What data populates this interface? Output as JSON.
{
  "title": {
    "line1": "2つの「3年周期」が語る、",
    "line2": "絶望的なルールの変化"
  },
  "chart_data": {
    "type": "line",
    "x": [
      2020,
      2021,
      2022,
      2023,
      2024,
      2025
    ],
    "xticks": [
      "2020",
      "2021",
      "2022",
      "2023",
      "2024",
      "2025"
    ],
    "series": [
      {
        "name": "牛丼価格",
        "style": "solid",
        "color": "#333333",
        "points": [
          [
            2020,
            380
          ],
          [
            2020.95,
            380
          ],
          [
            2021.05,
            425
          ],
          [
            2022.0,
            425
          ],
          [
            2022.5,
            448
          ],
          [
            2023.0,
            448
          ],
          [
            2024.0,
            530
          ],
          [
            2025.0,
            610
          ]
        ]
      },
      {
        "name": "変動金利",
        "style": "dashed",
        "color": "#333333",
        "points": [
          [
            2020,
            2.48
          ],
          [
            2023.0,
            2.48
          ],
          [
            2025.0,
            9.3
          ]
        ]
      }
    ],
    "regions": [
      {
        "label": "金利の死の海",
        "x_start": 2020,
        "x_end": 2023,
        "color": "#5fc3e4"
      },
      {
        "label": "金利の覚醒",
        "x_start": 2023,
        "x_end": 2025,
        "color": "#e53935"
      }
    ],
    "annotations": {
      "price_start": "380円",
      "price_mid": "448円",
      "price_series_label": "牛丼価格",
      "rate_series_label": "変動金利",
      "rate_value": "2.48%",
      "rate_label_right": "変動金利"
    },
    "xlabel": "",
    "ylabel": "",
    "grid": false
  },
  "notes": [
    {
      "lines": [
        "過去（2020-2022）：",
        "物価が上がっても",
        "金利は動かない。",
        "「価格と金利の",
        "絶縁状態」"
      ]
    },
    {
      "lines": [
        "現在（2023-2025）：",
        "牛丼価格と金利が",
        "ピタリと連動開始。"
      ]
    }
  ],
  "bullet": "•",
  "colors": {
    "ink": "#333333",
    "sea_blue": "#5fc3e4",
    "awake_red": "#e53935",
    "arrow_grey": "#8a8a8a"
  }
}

- - -

Aim: Transcribe the material exactly as it reads.

Task solution:
What data populates this interface? Output as JSON.
{
  "title": {
    "line1": "2つの「3年周期」が語る、",
    "line2": "絶望的なルールの変化"
  },
  "chart_data": {
    "type": "line",
    "x": [
      2020,
      2021,
      2022,
      2023,
      2024,
      2025
    ],
    "xticks": [
      "2020",
      "2021",
      "2022",
      "2023",
      "2024",
      "2025"
    ],
    "series": [
      {
        "name": "牛丼価格",
        "style": "solid",
        "color": "#333333",
        "points": [
          [
            2020,
            380
          ],
          [
            2020.95,
            380
          ],
          [
            2021.05,
            425
          ],
          [
            2022.0,
            425
          ],
          [
            2022.5,
            448
          ],
          [
            2023.0,
            448
          ],
          [
            2024.0,
            530
          ],
          [
            2025.0,
            610
          ]
        ]
      },
      {
        "name": "変動金利",
        "style": "dashed",
        "color": "#333333",
        "points": [
          [
            2020,
            2.48
          ],
          [
            2023.0,
            2.48
          ],
          [
            2025.0,
            9.3
          ]
        ]
      }
    ],
    "regions": [
      {
        "label": "金利の死の海",
        "x_start": 2020,
        "x_end": 2023,
        "color": "#5fc3e4"
      },
      {
        "label": "金利の覚醒",
        "x_start": 2023,
        "x_end": 2025,
        "color": "#e53935"
      }
    ],
    "annotations": {
      "price_start": "380円",
      "price_mid": "448円",
      "price_series_label": "牛丼価格",
      "rate_series_label": "変動金利",
      "rate_value": "2.48%",
      "rate_label_right": "変動金利"
    },
    "xlabel": "",
    "ylabel": "",
    "grid": false
  },
  "notes": [
    {
      "lines": [
        "過去（2020-2022）：",
        "物価が上がっても",
        "金利は動かない。",
        "「価格と金利の",
        "絶縁状態」"
      ]
    },
    {
      "lines": [
        "現在（2023-2025）：",
        "牛丼価格と金利が",
        "ピタリと連動開始。"
      ]
    }
  ],
  "bullet": "•",
  "colors": {
    "ink": "#333333",
    "sea_blue": "#5fc3e4",
    "awake_red": "#e53935",
    "arrow_grey": "#8a8a8a"
  }
}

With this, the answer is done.